═══ SUPPLIED RECORDS

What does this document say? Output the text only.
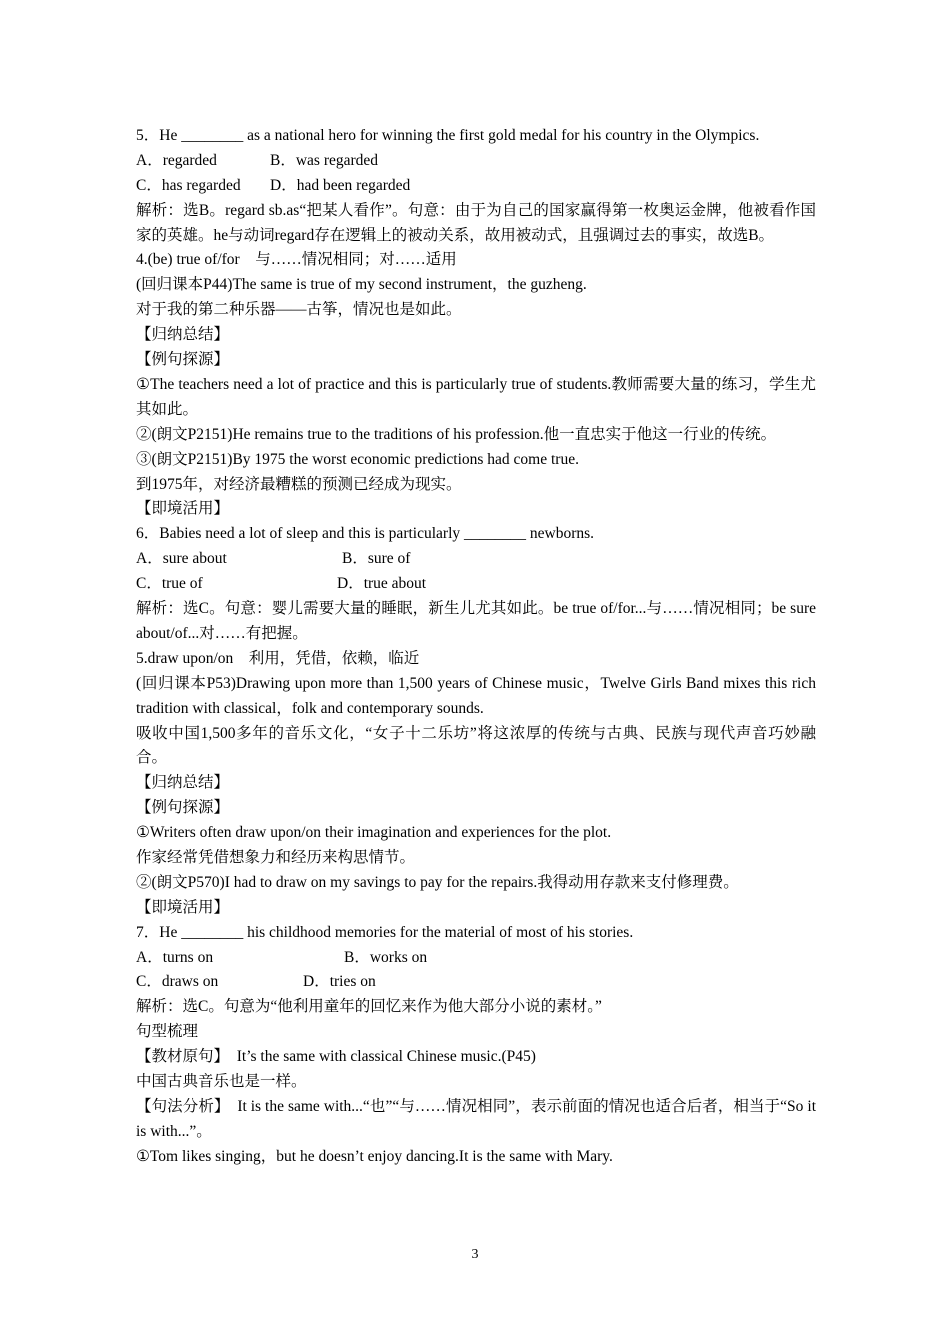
5．He ________ as a national hero for winning the first gold medal for his country in the Olympics.
A．regarded	B．was regarded
C．has regarded	D．had been regarded
解析：选B。regard sb.as“把某人看作”。句意：由于为自己的国家赢得第一枚奥运金牌，他被看作国家的英雄。he与动词regard存在逻辑上的被动关系，故用被动式，且强调过去的事实，故选B。
4.(be) true of/for　与……情况相同；对……适用
(回归课本P44)The same is true of my second instrument，the guzheng.
对于我的第二种乐器——古筝，情况也是如此。
【归纳总结】
【例句探源】
①The teachers need a lot of practice and this is particularly true of students.教师需要大量的练习，学生尤其如此。
②(朗文P2151)He remains true to the traditions of his profession.他一直忠实于他这一行业的传统。
③(朗文P2151)By 1975 the worst economic predictions had come true.
到1975年，对经济最糟糕的预测已经成为现实。
【即境活用】
6．Babies need a lot of sleep and this is particularly ________ newborns.
A．sure about	B．sure of
C．true of	D．true about
解析：选C。句意：婴儿需要大量的睡眠，新生儿尤其如此。be true of/for...与……情况相同；be sure about/of...对……有把握。
5.draw upon/on　利用，凭借，依赖，临近
(回归课本P53)Drawing upon more than 1,500 years of Chinese music，Twelve Girls Band mixes this rich tradition with classical，folk and contemporary sounds.
吸收中国1,500多年的音乐文化，“女子十二乐坊”将这浓厚的传统与古典、民族与现代声音巧妙融合。
【归纳总结】
【例句探源】
①Writers often draw upon/on their imagination and experiences for the plot.
作家经常凭借想象力和经历来构思情节。
②(朗文P570)I had to draw on my savings to pay for the repairs.我得动用存款来支付修理费。
【即境活用】
7．He ________ his childhood memories for the material of most of his stories.
A．turns on	B．works on
C．draws on	D．tries on
解析：选C。句意为“他利用童年的回忆来作为他大部分小说的素材。”
句型梳理
【教材原句】　It’s the same with classical Chinese music.(P45)
中国古典音乐也是一样。
【句法分析】　It is the same with...“也”“与……情况相同”，表示前面的情况也适合后者，相当于“So it is with...”。
①Tom likes singing，but he doesn’t enjoy dancing.It is the same with Mary.
3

══════

Copy out every line where the word "sure" occurs.

A．sure about	B．sure of
解析：选C。句意：婴儿需要大量的睡眠，新生儿尤其如此。be true of/for...与……情况相同；be sure about/of...对……有把握。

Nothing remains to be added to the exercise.